--- START OF RECORDS FOR THIS EXERCISE ---
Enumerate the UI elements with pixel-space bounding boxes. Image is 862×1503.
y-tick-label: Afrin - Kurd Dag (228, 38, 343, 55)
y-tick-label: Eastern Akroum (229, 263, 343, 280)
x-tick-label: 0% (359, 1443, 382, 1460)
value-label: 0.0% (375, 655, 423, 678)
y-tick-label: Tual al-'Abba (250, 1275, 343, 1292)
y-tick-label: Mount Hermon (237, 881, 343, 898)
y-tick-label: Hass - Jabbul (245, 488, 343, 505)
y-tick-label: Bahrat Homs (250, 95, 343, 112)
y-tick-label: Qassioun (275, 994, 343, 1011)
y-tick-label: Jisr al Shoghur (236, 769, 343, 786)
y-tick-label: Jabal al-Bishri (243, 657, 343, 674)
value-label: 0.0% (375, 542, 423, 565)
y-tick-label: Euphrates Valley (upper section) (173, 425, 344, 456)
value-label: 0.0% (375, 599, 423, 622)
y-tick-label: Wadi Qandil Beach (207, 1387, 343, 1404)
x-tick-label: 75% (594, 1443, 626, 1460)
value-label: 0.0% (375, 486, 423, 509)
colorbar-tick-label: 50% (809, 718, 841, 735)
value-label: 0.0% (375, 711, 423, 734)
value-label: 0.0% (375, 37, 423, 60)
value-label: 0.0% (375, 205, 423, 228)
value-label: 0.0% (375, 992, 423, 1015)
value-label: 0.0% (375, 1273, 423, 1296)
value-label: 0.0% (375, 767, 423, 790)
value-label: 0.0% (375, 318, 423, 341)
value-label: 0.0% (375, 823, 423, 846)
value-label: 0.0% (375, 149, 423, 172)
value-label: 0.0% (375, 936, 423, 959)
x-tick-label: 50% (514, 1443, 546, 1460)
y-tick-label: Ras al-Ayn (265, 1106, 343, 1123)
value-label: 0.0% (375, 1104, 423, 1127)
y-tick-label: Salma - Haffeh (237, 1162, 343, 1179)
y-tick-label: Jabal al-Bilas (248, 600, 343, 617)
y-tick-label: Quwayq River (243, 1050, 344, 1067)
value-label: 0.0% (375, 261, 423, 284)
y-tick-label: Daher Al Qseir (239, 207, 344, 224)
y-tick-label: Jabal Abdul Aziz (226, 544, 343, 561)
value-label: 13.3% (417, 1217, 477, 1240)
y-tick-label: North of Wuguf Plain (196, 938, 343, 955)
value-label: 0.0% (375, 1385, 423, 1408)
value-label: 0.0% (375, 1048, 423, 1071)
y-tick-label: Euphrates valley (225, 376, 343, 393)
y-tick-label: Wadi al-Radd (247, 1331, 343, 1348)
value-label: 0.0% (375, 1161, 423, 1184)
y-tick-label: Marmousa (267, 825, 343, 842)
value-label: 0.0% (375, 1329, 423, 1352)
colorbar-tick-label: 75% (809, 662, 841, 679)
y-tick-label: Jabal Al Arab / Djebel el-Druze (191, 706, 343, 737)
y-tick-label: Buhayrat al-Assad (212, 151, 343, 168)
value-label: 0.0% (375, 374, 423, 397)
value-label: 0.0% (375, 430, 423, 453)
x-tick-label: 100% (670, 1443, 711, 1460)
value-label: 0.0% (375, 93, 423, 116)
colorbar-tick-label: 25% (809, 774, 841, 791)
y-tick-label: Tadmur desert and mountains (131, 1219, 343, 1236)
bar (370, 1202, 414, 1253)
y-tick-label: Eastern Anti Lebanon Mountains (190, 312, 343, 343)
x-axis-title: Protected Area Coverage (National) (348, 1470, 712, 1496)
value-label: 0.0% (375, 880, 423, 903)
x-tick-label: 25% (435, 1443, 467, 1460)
--- END OF RECORDS FOR THIS EXERCISE ---
- _EXERCISE_
Print every line of the material above word for word, with no changes.

- _ANSWER TO THIS TASK_
Enumerate the UI elements with pixel-space bounding boxes. Image is 862×1503.
y-tick-label: Afrin - Kurd Dag (228, 38, 343, 55)
y-tick-label: Eastern Akroum (229, 263, 343, 280)
x-tick-label: 0% (359, 1443, 382, 1460)
value-label: 0.0% (375, 655, 423, 678)
y-tick-label: Tual al-'Abba (250, 1275, 343, 1292)
y-tick-label: Mount Hermon (237, 881, 343, 898)
y-tick-label: Hass - Jabbul (245, 488, 343, 505)
y-tick-label: Bahrat Homs (250, 95, 343, 112)
y-tick-label: Qassioun (275, 994, 343, 1011)
y-tick-label: Jisr al Shoghur (236, 769, 343, 786)
y-tick-label: Jabal al-Bishri (243, 657, 343, 674)
value-label: 0.0% (375, 542, 423, 565)
y-tick-label: Euphrates Valley (upper section) (173, 425, 344, 456)
value-label: 0.0% (375, 599, 423, 622)
y-tick-label: Wadi Qandil Beach (207, 1387, 343, 1404)
x-tick-label: 75% (594, 1443, 626, 1460)
value-label: 0.0% (375, 486, 423, 509)
colorbar-tick-label: 50% (809, 718, 841, 735)
value-label: 0.0% (375, 711, 423, 734)
value-label: 0.0% (375, 37, 423, 60)
value-label: 0.0% (375, 205, 423, 228)
value-label: 0.0% (375, 992, 423, 1015)
value-label: 0.0% (375, 1273, 423, 1296)
value-label: 0.0% (375, 767, 423, 790)
value-label: 0.0% (375, 318, 423, 341)
value-label: 0.0% (375, 823, 423, 846)
value-label: 0.0% (375, 149, 423, 172)
value-label: 0.0% (375, 936, 423, 959)
x-tick-label: 50% (514, 1443, 546, 1460)
y-tick-label: Ras al-Ayn (265, 1106, 343, 1123)
value-label: 0.0% (375, 1104, 423, 1127)
y-tick-label: Salma - Haffeh (237, 1162, 343, 1179)
y-tick-label: Jabal al-Bilas (248, 600, 343, 617)
y-tick-label: Quwayq River (243, 1050, 344, 1067)
value-label: 0.0% (375, 261, 423, 284)
y-tick-label: Daher Al Qseir (239, 207, 344, 224)
y-tick-label: Jabal Abdul Aziz (226, 544, 343, 561)
value-label: 13.3% (417, 1217, 477, 1240)
y-tick-label: North of Wuguf Plain (196, 938, 343, 955)
value-label: 0.0% (375, 1385, 423, 1408)
value-label: 0.0% (375, 1048, 423, 1071)
y-tick-label: Euphrates valley (225, 376, 343, 393)
y-tick-label: Wadi al-Radd (247, 1331, 343, 1348)
value-label: 0.0% (375, 1161, 423, 1184)
y-tick-label: Marmousa (267, 825, 343, 842)
value-label: 0.0% (375, 1329, 423, 1352)
colorbar-tick-label: 75% (809, 662, 841, 679)
y-tick-label: Jabal Al Arab / Djebel el-Druze (191, 706, 343, 737)
y-tick-label: Buhayrat al-Assad (212, 151, 343, 168)
value-label: 0.0% (375, 374, 423, 397)
value-label: 0.0% (375, 430, 423, 453)
x-tick-label: 100% (670, 1443, 711, 1460)
value-label: 0.0% (375, 93, 423, 116)
colorbar-tick-label: 25% (809, 774, 841, 791)
y-tick-label: Tadmur desert and mountains (131, 1219, 343, 1236)
bar (370, 1202, 414, 1253)
y-tick-label: Eastern Anti Lebanon Mountains (190, 312, 343, 343)
x-axis-title: Protected Area Coverage (National) (348, 1470, 712, 1496)
value-label: 0.0% (375, 880, 423, 903)
x-tick-label: 25% (435, 1443, 467, 1460)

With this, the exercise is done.